Set exercise: In your copy, repeat the records exactly and leave out the pictures.

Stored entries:
↓↓↓

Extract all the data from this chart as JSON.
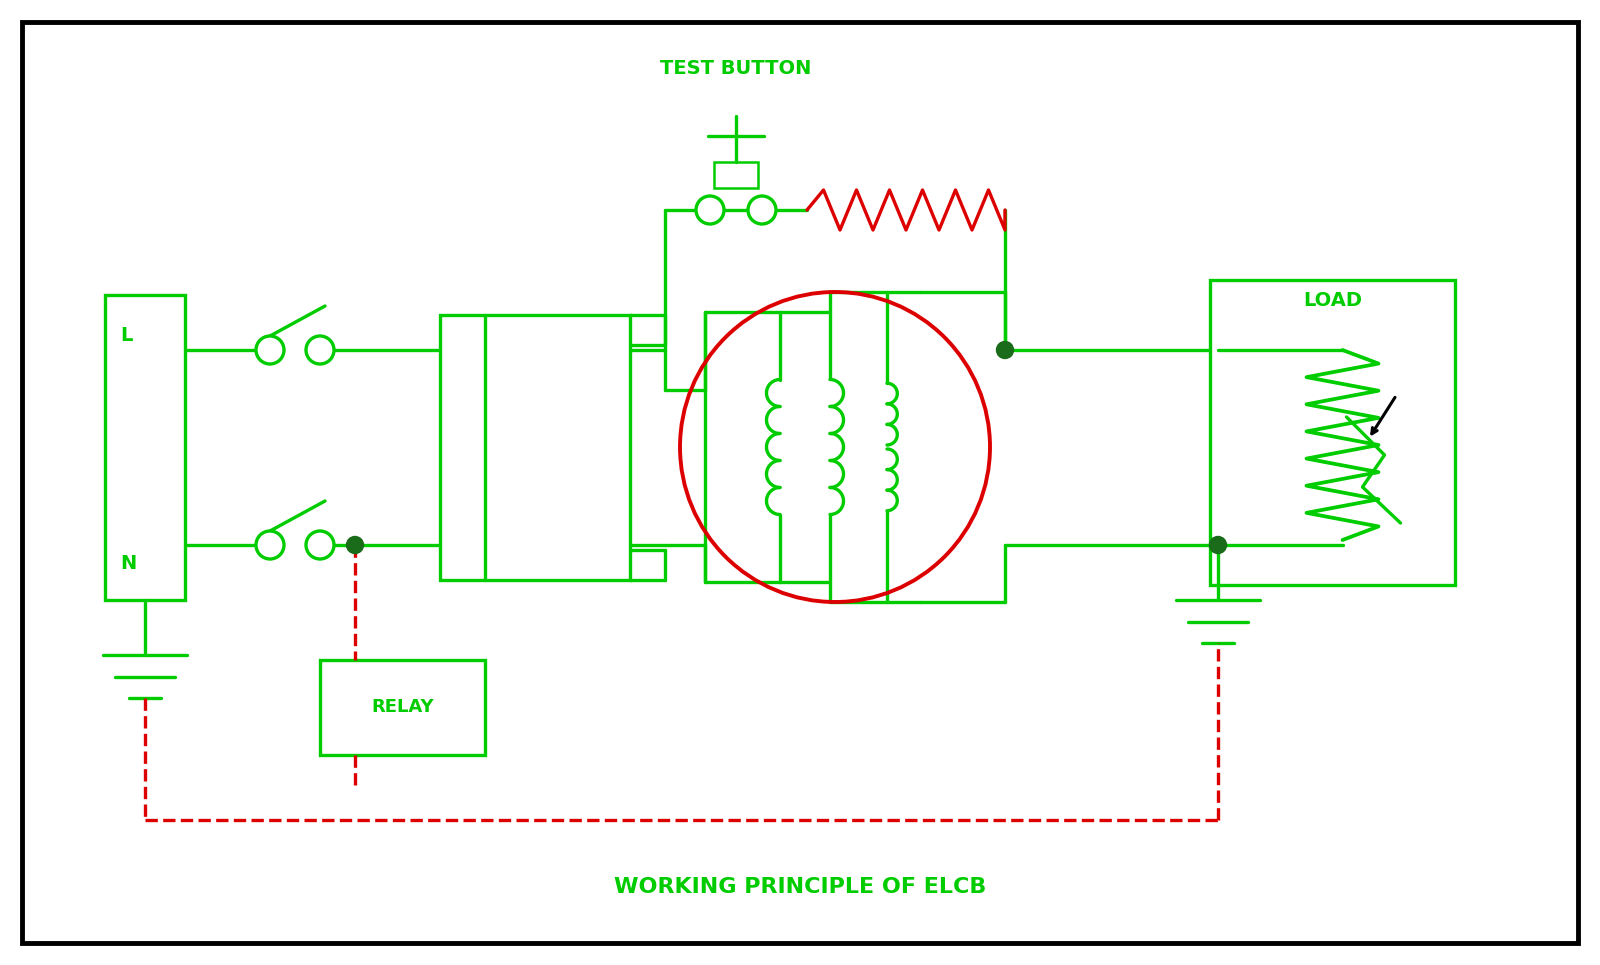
{
  "bg_color": "#ffffff",
  "border_color": "#111111",
  "green": "#00cc00",
  "red": "#dd0000",
  "black": "#000000",
  "title": "WORKING PRINCIPLE OF ELCB",
  "test_button_label": "TEST BUTTON",
  "load_label": "LOAD",
  "relay_label": "RELAY",
  "L_label": "L",
  "N_label": "N",
  "figw": 16.0,
  "figh": 9.65,
  "lw": 2.4,
  "lw_thick": 3.5
}
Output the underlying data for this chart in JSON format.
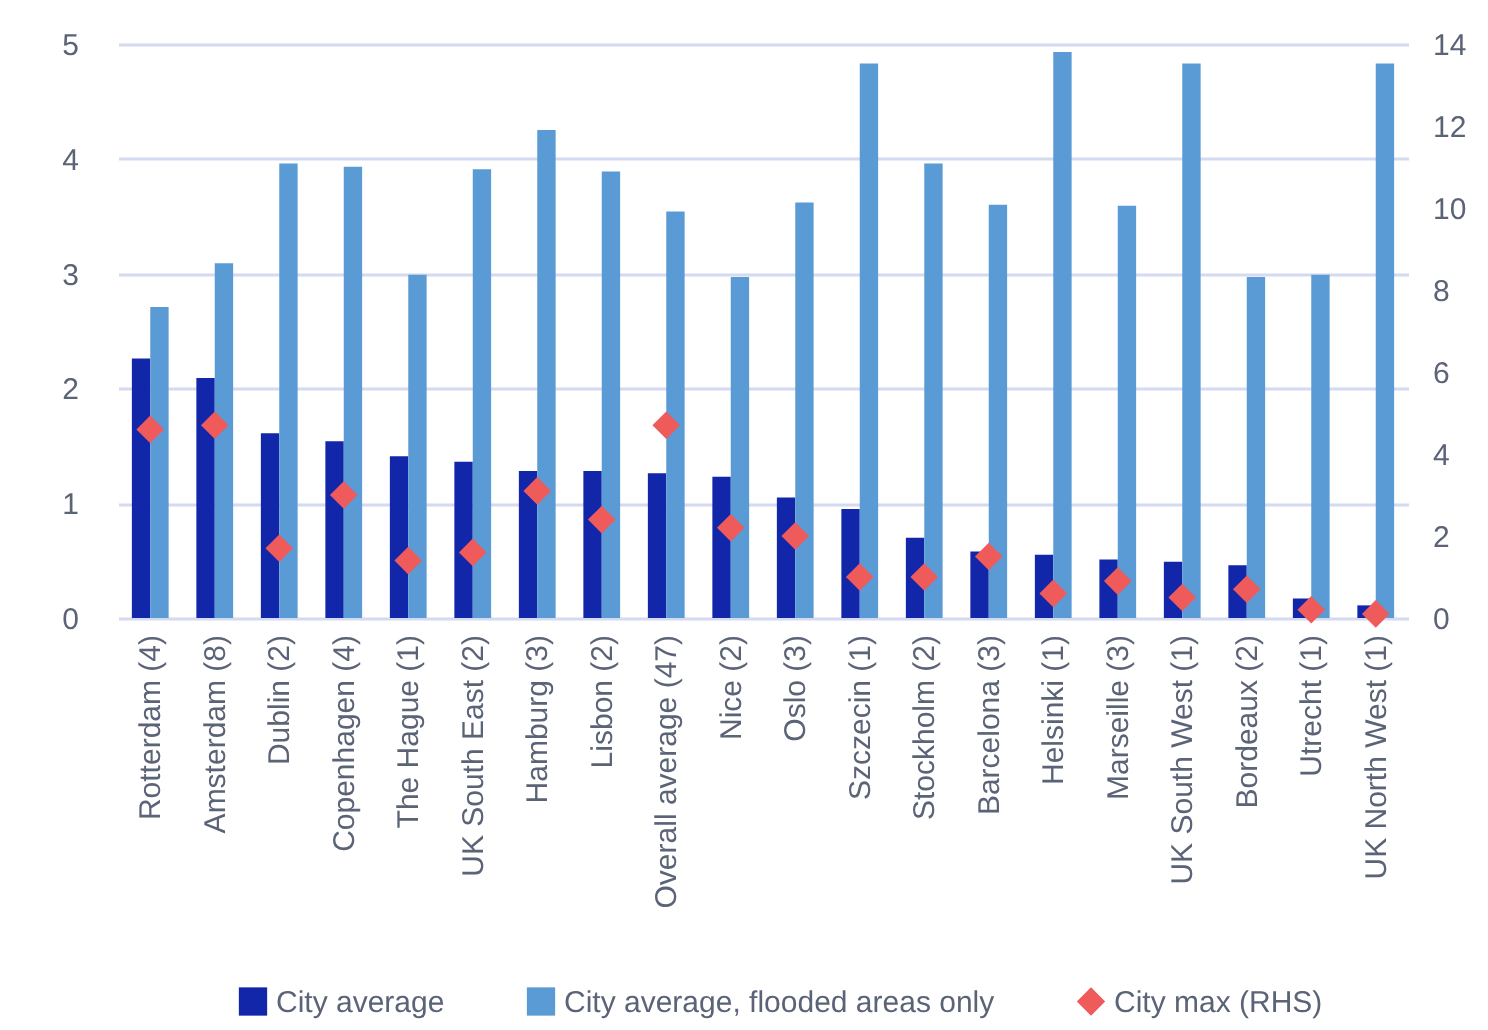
{
  "chart_data": {
    "type": "bar",
    "categories": [
      "Rotterdam (4)",
      "Amsterdam (8)",
      "Dublin (2)",
      "Copenhagen (4)",
      "The Hague (1)",
      "UK South East (2)",
      "Hamburg (3)",
      "Lisbon (2)",
      "Overall average (47)",
      "Nice (2)",
      "Oslo (3)",
      "Szczecin (1)",
      "Stockholm (2)",
      "Barcelona (3)",
      "Helsinki (1)",
      "Marseille (3)",
      "UK South West (1)",
      "Bordeaux (2)",
      "Utrecht (1)",
      "UK North West (1)"
    ],
    "series": [
      {
        "name": "City average",
        "color": "#1226aa",
        "values": [
          2.26,
          2.09,
          1.61,
          1.54,
          1.41,
          1.36,
          1.28,
          1.28,
          1.26,
          1.23,
          1.05,
          0.95,
          0.7,
          0.58,
          0.55,
          0.51,
          0.49,
          0.46,
          0.17,
          0.11
        ]
      },
      {
        "name": "City average, flooded areas only",
        "color": "#5b9bd5",
        "values": [
          2.71,
          3.09,
          3.96,
          3.93,
          2.99,
          3.91,
          4.25,
          3.89,
          3.54,
          2.97,
          3.62,
          4.83,
          3.96,
          3.6,
          4.93,
          3.59,
          4.83,
          2.97,
          2.99,
          4.83
        ]
      },
      {
        "name": "City max (RHS)",
        "type": "scatter",
        "axis": "y2",
        "marker": "diamond",
        "color": "#ef5a5a",
        "values": [
          4.6,
          4.7,
          1.7,
          3.0,
          1.4,
          1.6,
          3.1,
          2.4,
          4.7,
          2.2,
          2.0,
          1.0,
          1.0,
          1.5,
          0.6,
          0.9,
          0.5,
          0.7,
          0.2,
          0.1
        ]
      }
    ],
    "ylim": [
      0,
      5
    ],
    "yticks": [
      0,
      1,
      2,
      3,
      4,
      5
    ],
    "y2lim": [
      0,
      14
    ],
    "y2ticks": [
      0,
      2,
      4,
      6,
      8,
      10,
      12,
      14
    ],
    "grid": "y",
    "legend": "bottom"
  }
}
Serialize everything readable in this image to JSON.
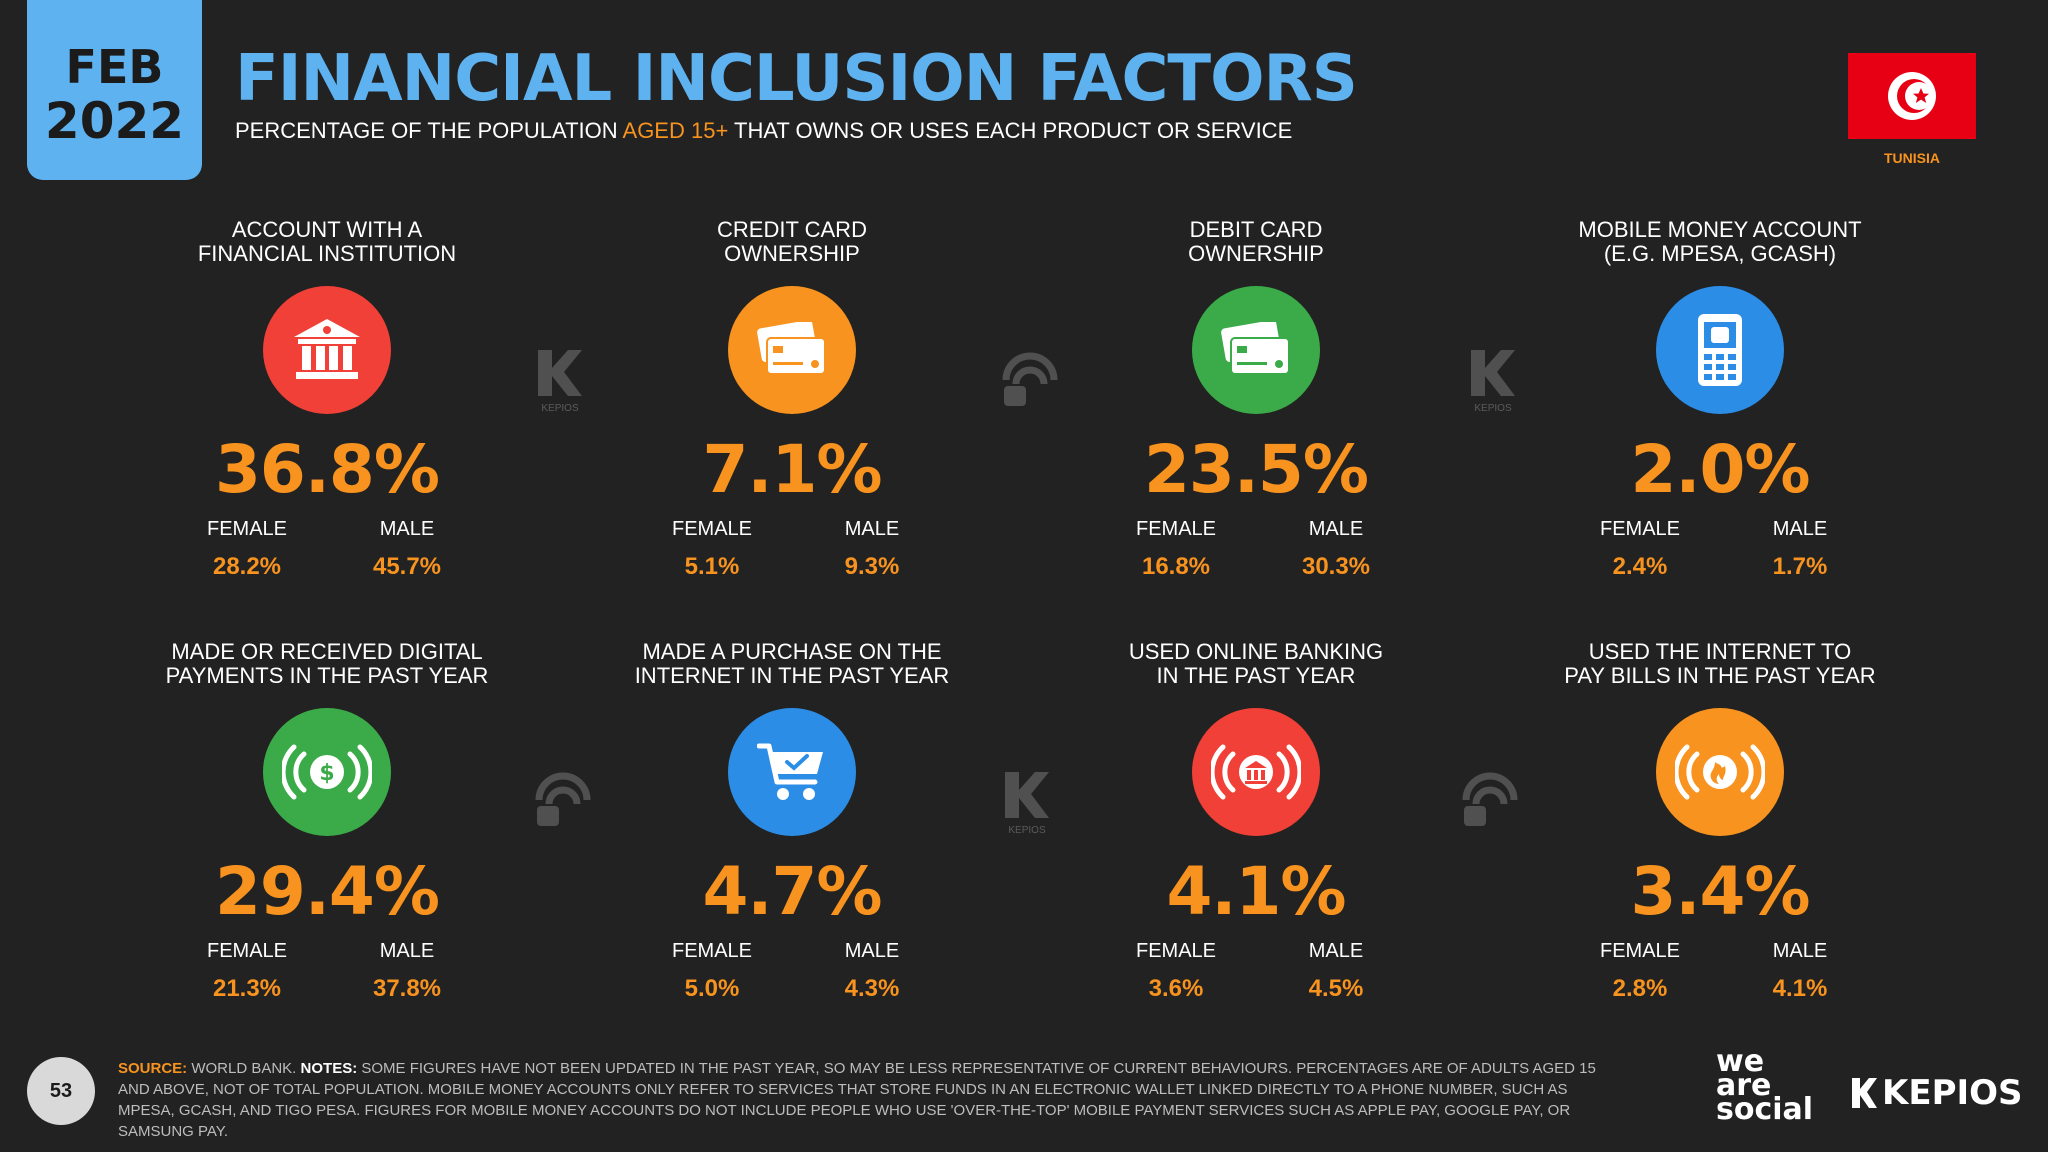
{
  "date": {
    "month": "FEB",
    "year": "2022"
  },
  "header": {
    "title": "FINANCIAL INCLUSION FACTORS",
    "subtitle_pre": "PERCENTAGE OF THE POPULATION ",
    "subtitle_highlight": "AGED 15+",
    "subtitle_post": " THAT OWNS OR USES EACH PRODUCT OR SERVICE"
  },
  "country": {
    "name": "TUNISIA",
    "flag_color": "#e70013"
  },
  "labels": {
    "female": "FEMALE",
    "male": "MALE"
  },
  "cards": [
    {
      "line1": "ACCOUNT WITH A",
      "line2": "FINANCIAL INSTITUTION",
      "value": "36.8%",
      "female": "28.2%",
      "male": "45.7%",
      "color": "#f04037",
      "icon": "bank-icon"
    },
    {
      "line1": "CREDIT CARD",
      "line2": "OWNERSHIP",
      "value": "7.1%",
      "female": "5.1%",
      "male": "9.3%",
      "color": "#f7931e",
      "icon": "credit-card-icon"
    },
    {
      "line1": "DEBIT CARD",
      "line2": "OWNERSHIP",
      "value": "23.5%",
      "female": "16.8%",
      "male": "30.3%",
      "color": "#3bab49",
      "icon": "debit-card-icon"
    },
    {
      "line1": "MOBILE MONEY ACCOUNT",
      "line2": "(E.G. MPESA, GCASH)",
      "value": "2.0%",
      "female": "2.4%",
      "male": "1.7%",
      "color": "#2b8de6",
      "icon": "mobile-money-icon"
    },
    {
      "line1": "MADE OR RECEIVED DIGITAL",
      "line2": "PAYMENTS IN THE PAST YEAR",
      "value": "29.4%",
      "female": "21.3%",
      "male": "37.8%",
      "color": "#3bab49",
      "icon": "digital-payment-icon"
    },
    {
      "line1": "MADE A PURCHASE ON THE",
      "line2": "INTERNET IN THE PAST YEAR",
      "value": "4.7%",
      "female": "5.0%",
      "male": "4.3%",
      "color": "#2b8de6",
      "icon": "shopping-cart-icon"
    },
    {
      "line1": "USED ONLINE BANKING",
      "line2": "IN THE PAST YEAR",
      "value": "4.1%",
      "female": "3.6%",
      "male": "4.5%",
      "color": "#f04037",
      "icon": "online-banking-icon"
    },
    {
      "line1": "USED THE INTERNET TO",
      "line2": "PAY BILLS IN THE PAST YEAR",
      "value": "3.4%",
      "female": "2.8%",
      "male": "4.1%",
      "color": "#f7931e",
      "icon": "bill-payment-icon"
    }
  ],
  "watermarks": {
    "kepios": "KEPIOS"
  },
  "footer": {
    "page": "53",
    "source_label": "SOURCE:",
    "source_text": " WORLD BANK. ",
    "notes_label": "NOTES:",
    "notes_text": " SOME FIGURES HAVE NOT BEEN UPDATED IN THE PAST YEAR, SO MAY BE LESS REPRESENTATIVE OF CURRENT BEHAVIOURS. PERCENTAGES ARE OF ADULTS AGED 15 AND ABOVE, NOT OF TOTAL POPULATION. MOBILE MONEY ACCOUNTS ONLY REFER TO SERVICES THAT STORE FUNDS IN AN ELECTRONIC WALLET LINKED DIRECTLY TO A PHONE NUMBER, SUCH AS MPESA, GCASH, AND TIGO PESA. FIGURES FOR MOBILE MONEY ACCOUNTS DO NOT INCLUDE PEOPLE WHO USE 'OVER-THE-TOP' MOBILE PAYMENT SERVICES SUCH AS APPLE PAY, GOOGLE PAY, OR SAMSUNG PAY.",
    "brand1_l1": "we",
    "brand1_l2": "are",
    "brand1_l3": "social",
    "brand2": "KEPIOS"
  }
}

↑↑↑

Task result:
Extract all the data from this chart as JSON.
{
  "bg_color": "#ffffff",
  "border_color": "#111111",
  "green": "#00cc00",
  "red": "#dd0000",
  "black": "#000000",
  "title": "WORKING PRINCIPLE OF ELCB",
  "test_button_label": "TEST BUTTON",
  "load_label": "LOAD",
  "relay_label": "RELAY",
  "L_label": "L",
  "N_label": "N",
  "figw": 16.0,
  "figh": 9.65,
  "lw": 2.4,
  "lw_thick": 3.5
}
Output the underlying data for this chart in JSON format.
{
  "chart_data": {
    "type": "bar",
    "categories": [
      "Rotterdam (4)",
      "Amsterdam (8)",
      "Dublin (2)",
      "Copenhagen (4)",
      "The Hague (1)",
      "UK South East (2)",
      "Hamburg (3)",
      "Lisbon (2)",
      "Overall average (47)",
      "Nice (2)",
      "Oslo (3)",
      "Szczecin (1)",
      "Stockholm (2)",
      "Barcelona (3)",
      "Helsinki (1)",
      "Marseille (3)",
      "UK South West (1)",
      "Bordeaux (2)",
      "Utrecht (1)",
      "UK North West (1)"
    ],
    "series": [
      {
        "name": "City average",
        "color": "#1226aa",
        "values": [
          2.26,
          2.09,
          1.61,
          1.54,
          1.41,
          1.36,
          1.28,
          1.28,
          1.26,
          1.23,
          1.05,
          0.95,
          0.7,
          0.58,
          0.55,
          0.51,
          0.49,
          0.46,
          0.17,
          0.11
        ]
      },
      {
        "name": "City average, flooded areas only",
        "color": "#5b9bd5",
        "values": [
          2.71,
          3.09,
          3.96,
          3.93,
          2.99,
          3.91,
          4.25,
          3.89,
          3.54,
          2.97,
          3.62,
          4.83,
          3.96,
          3.6,
          4.93,
          3.59,
          4.83,
          2.97,
          2.99,
          4.83
        ]
      },
      {
        "name": "City max (RHS)",
        "type": "scatter",
        "axis": "y2",
        "marker": "diamond",
        "color": "#ef5a5a",
        "values": [
          4.6,
          4.7,
          1.7,
          3.0,
          1.4,
          1.6,
          3.1,
          2.4,
          4.7,
          2.2,
          2.0,
          1.0,
          1.0,
          1.5,
          0.6,
          0.9,
          0.5,
          0.7,
          0.2,
          0.1
        ]
      }
    ],
    "ylim": [
      0,
      5
    ],
    "yticks": [
      0,
      1,
      2,
      3,
      4,
      5
    ],
    "y2lim": [
      0,
      14
    ],
    "y2ticks": [
      0,
      2,
      4,
      6,
      8,
      10,
      12,
      14
    ],
    "grid": "y",
    "legend": "bottom"
  }
}
Serialize everything readable in this image to JSON.
{
  "date": {
    "month": "FEB",
    "year": "2022"
  },
  "header": {
    "title": "FINANCIAL INCLUSION FACTORS",
    "subtitle_pre": "PERCENTAGE OF THE POPULATION ",
    "subtitle_highlight": "AGED 15+",
    "subtitle_post": " THAT OWNS OR USES EACH PRODUCT OR SERVICE"
  },
  "country": {
    "name": "TUNISIA",
    "flag_color": "#e70013"
  },
  "labels": {
    "female": "FEMALE",
    "male": "MALE"
  },
  "cards": [
    {
      "line1": "ACCOUNT WITH A",
      "line2": "FINANCIAL INSTITUTION",
      "value": "36.8%",
      "female": "28.2%",
      "male": "45.7%",
      "color": "#f04037",
      "icon": "bank-icon"
    },
    {
      "line1": "CREDIT CARD",
      "line2": "OWNERSHIP",
      "value": "7.1%",
      "female": "5.1%",
      "male": "9.3%",
      "color": "#f7931e",
      "icon": "credit-card-icon"
    },
    {
      "line1": "DEBIT CARD",
      "line2": "OWNERSHIP",
      "value": "23.5%",
      "female": "16.8%",
      "male": "30.3%",
      "color": "#3bab49",
      "icon": "debit-card-icon"
    },
    {
      "line1": "MOBILE MONEY ACCOUNT",
      "line2": "(E.G. MPESA, GCASH)",
      "value": "2.0%",
      "female": "2.4%",
      "male": "1.7%",
      "color": "#2b8de6",
      "icon": "mobile-money-icon"
    },
    {
      "line1": "MADE OR RECEIVED DIGITAL",
      "line2": "PAYMENTS IN THE PAST YEAR",
      "value": "29.4%",
      "female": "21.3%",
      "male": "37.8%",
      "color": "#3bab49",
      "icon": "digital-payment-icon"
    },
    {
      "line1": "MADE A PURCHASE ON THE",
      "line2": "INTERNET IN THE PAST YEAR",
      "value": "4.7%",
      "female": "5.0%",
      "male": "4.3%",
      "color": "#2b8de6",
      "icon": "shopping-cart-icon"
    },
    {
      "line1": "USED ONLINE BANKING",
      "line2": "IN THE PAST YEAR",
      "value": "4.1%",
      "female": "3.6%",
      "male": "4.5%",
      "color": "#f04037",
      "icon": "online-banking-icon"
    },
    {
      "line1": "USED THE INTERNET TO",
      "line2": "PAY BILLS IN THE PAST YEAR",
      "value": "3.4%",
      "female": "2.8%",
      "male": "4.1%",
      "color": "#f7931e",
      "icon": "bill-payment-icon"
    }
  ],
  "watermarks": {
    "kepios": "KEPIOS"
  },
  "footer": {
    "page": "53",
    "source_label": "SOURCE:",
    "source_text": " WORLD BANK. ",
    "notes_label": "NOTES:",
    "notes_text": " SOME FIGURES HAVE NOT BEEN UPDATED IN THE PAST YEAR, SO MAY BE LESS REPRESENTATIVE OF CURRENT BEHAVIOURS. PERCENTAGES ARE OF ADULTS AGED 15 AND ABOVE, NOT OF TOTAL POPULATION. MOBILE MONEY ACCOUNTS ONLY REFER TO SERVICES THAT STORE FUNDS IN AN ELECTRONIC WALLET LINKED DIRECTLY TO A PHONE NUMBER, SUCH AS MPESA, GCASH, AND TIGO PESA. FIGURES FOR MOBILE MONEY ACCOUNTS DO NOT INCLUDE PEOPLE WHO USE 'OVER-THE-TOP' MOBILE PAYMENT SERVICES SUCH AS APPLE PAY, GOOGLE PAY, OR SAMSUNG PAY.",
    "brand1_l1": "we",
    "brand1_l2": "are",
    "brand1_l3": "social",
    "brand2": "KEPIOS"
  }
}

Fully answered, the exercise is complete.